What is needed>
Output the material beneath this task exactly, images excluded.

The input>
========================================================================
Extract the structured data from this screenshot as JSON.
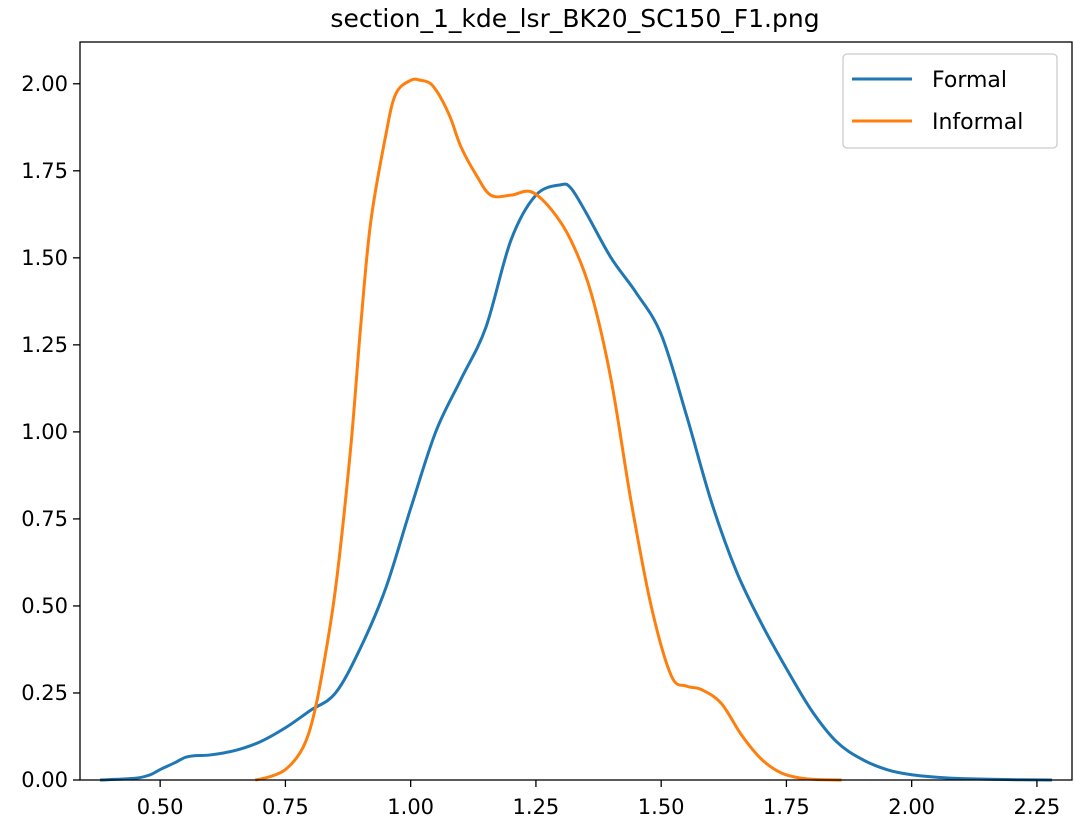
{
  "chart_data": {
    "type": "line",
    "title": "section_1_kde_lsr_BK20_SC150_F1.png",
    "xlabel": "",
    "ylabel": "",
    "xlim": [
      0.34,
      2.32
    ],
    "ylim": [
      0.0,
      2.12
    ],
    "xticks": [
      0.5,
      0.75,
      1.0,
      1.25,
      1.5,
      1.75,
      2.0,
      2.25
    ],
    "xtick_labels": [
      "0.50",
      "0.75",
      "1.00",
      "1.25",
      "1.50",
      "1.75",
      "2.00",
      "2.25"
    ],
    "yticks": [
      0.0,
      0.25,
      0.5,
      0.75,
      1.0,
      1.25,
      1.5,
      1.75,
      2.0
    ],
    "ytick_labels": [
      "0.00",
      "0.25",
      "0.50",
      "0.75",
      "1.00",
      "1.25",
      "1.50",
      "1.75",
      "2.00"
    ],
    "grid": false,
    "legend_position": "top-right",
    "series": [
      {
        "name": "Formal",
        "color": "#1f77b4",
        "x": [
          0.38,
          0.45,
          0.48,
          0.5,
          0.53,
          0.55,
          0.57,
          0.6,
          0.65,
          0.7,
          0.75,
          0.8,
          0.85,
          0.9,
          0.95,
          1.0,
          1.05,
          1.1,
          1.15,
          1.2,
          1.25,
          1.3,
          1.32,
          1.35,
          1.4,
          1.45,
          1.5,
          1.55,
          1.6,
          1.65,
          1.7,
          1.75,
          1.8,
          1.85,
          1.9,
          1.95,
          2.0,
          2.05,
          2.1,
          2.2,
          2.28
        ],
        "y": [
          0.0,
          0.005,
          0.015,
          0.03,
          0.05,
          0.065,
          0.07,
          0.072,
          0.085,
          0.11,
          0.15,
          0.2,
          0.25,
          0.38,
          0.55,
          0.78,
          1.0,
          1.15,
          1.3,
          1.55,
          1.68,
          1.71,
          1.7,
          1.63,
          1.5,
          1.4,
          1.28,
          1.05,
          0.8,
          0.6,
          0.45,
          0.32,
          0.2,
          0.11,
          0.06,
          0.03,
          0.015,
          0.008,
          0.004,
          0.001,
          0.0
        ]
      },
      {
        "name": "Informal",
        "color": "#ff7f0e",
        "x": [
          0.69,
          0.72,
          0.75,
          0.78,
          0.8,
          0.82,
          0.85,
          0.88,
          0.9,
          0.92,
          0.95,
          0.97,
          1.0,
          1.02,
          1.04,
          1.06,
          1.08,
          1.1,
          1.13,
          1.16,
          1.2,
          1.24,
          1.28,
          1.32,
          1.36,
          1.4,
          1.44,
          1.48,
          1.52,
          1.55,
          1.58,
          1.62,
          1.66,
          1.7,
          1.74,
          1.78,
          1.82,
          1.86
        ],
        "y": [
          0.0,
          0.01,
          0.03,
          0.08,
          0.15,
          0.28,
          0.55,
          0.95,
          1.3,
          1.6,
          1.85,
          1.97,
          2.01,
          2.01,
          2.0,
          1.96,
          1.9,
          1.82,
          1.74,
          1.68,
          1.68,
          1.69,
          1.64,
          1.55,
          1.4,
          1.15,
          0.8,
          0.5,
          0.3,
          0.27,
          0.26,
          0.22,
          0.13,
          0.06,
          0.02,
          0.005,
          0.001,
          0.0
        ]
      }
    ]
  }
}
========================================================================
Exercise result>
Extract the structured data from this screenshot as JSON.
{
  "chart_data": {
    "type": "line",
    "title": "section_1_kde_lsr_BK20_SC150_F1.png",
    "xlabel": "",
    "ylabel": "",
    "xlim": [
      0.34,
      2.32
    ],
    "ylim": [
      0.0,
      2.12
    ],
    "xticks": [
      0.5,
      0.75,
      1.0,
      1.25,
      1.5,
      1.75,
      2.0,
      2.25
    ],
    "xtick_labels": [
      "0.50",
      "0.75",
      "1.00",
      "1.25",
      "1.50",
      "1.75",
      "2.00",
      "2.25"
    ],
    "yticks": [
      0.0,
      0.25,
      0.5,
      0.75,
      1.0,
      1.25,
      1.5,
      1.75,
      2.0
    ],
    "ytick_labels": [
      "0.00",
      "0.25",
      "0.50",
      "0.75",
      "1.00",
      "1.25",
      "1.50",
      "1.75",
      "2.00"
    ],
    "grid": false,
    "legend_position": "top-right",
    "series": [
      {
        "name": "Formal",
        "color": "#1f77b4",
        "x": [
          0.38,
          0.45,
          0.48,
          0.5,
          0.53,
          0.55,
          0.57,
          0.6,
          0.65,
          0.7,
          0.75,
          0.8,
          0.85,
          0.9,
          0.95,
          1.0,
          1.05,
          1.1,
          1.15,
          1.2,
          1.25,
          1.3,
          1.32,
          1.35,
          1.4,
          1.45,
          1.5,
          1.55,
          1.6,
          1.65,
          1.7,
          1.75,
          1.8,
          1.85,
          1.9,
          1.95,
          2.0,
          2.05,
          2.1,
          2.2,
          2.28
        ],
        "y": [
          0.0,
          0.005,
          0.015,
          0.03,
          0.05,
          0.065,
          0.07,
          0.072,
          0.085,
          0.11,
          0.15,
          0.2,
          0.25,
          0.38,
          0.55,
          0.78,
          1.0,
          1.15,
          1.3,
          1.55,
          1.68,
          1.71,
          1.7,
          1.63,
          1.5,
          1.4,
          1.28,
          1.05,
          0.8,
          0.6,
          0.45,
          0.32,
          0.2,
          0.11,
          0.06,
          0.03,
          0.015,
          0.008,
          0.004,
          0.001,
          0.0
        ]
      },
      {
        "name": "Informal",
        "color": "#ff7f0e",
        "x": [
          0.69,
          0.72,
          0.75,
          0.78,
          0.8,
          0.82,
          0.85,
          0.88,
          0.9,
          0.92,
          0.95,
          0.97,
          1.0,
          1.02,
          1.04,
          1.06,
          1.08,
          1.1,
          1.13,
          1.16,
          1.2,
          1.24,
          1.28,
          1.32,
          1.36,
          1.4,
          1.44,
          1.48,
          1.52,
          1.55,
          1.58,
          1.62,
          1.66,
          1.7,
          1.74,
          1.78,
          1.82,
          1.86
        ],
        "y": [
          0.0,
          0.01,
          0.03,
          0.08,
          0.15,
          0.28,
          0.55,
          0.95,
          1.3,
          1.6,
          1.85,
          1.97,
          2.01,
          2.01,
          2.0,
          1.96,
          1.9,
          1.82,
          1.74,
          1.68,
          1.68,
          1.69,
          1.64,
          1.55,
          1.4,
          1.15,
          0.8,
          0.5,
          0.3,
          0.27,
          0.26,
          0.22,
          0.13,
          0.06,
          0.02,
          0.005,
          0.001,
          0.0
        ]
      }
    ]
  }
}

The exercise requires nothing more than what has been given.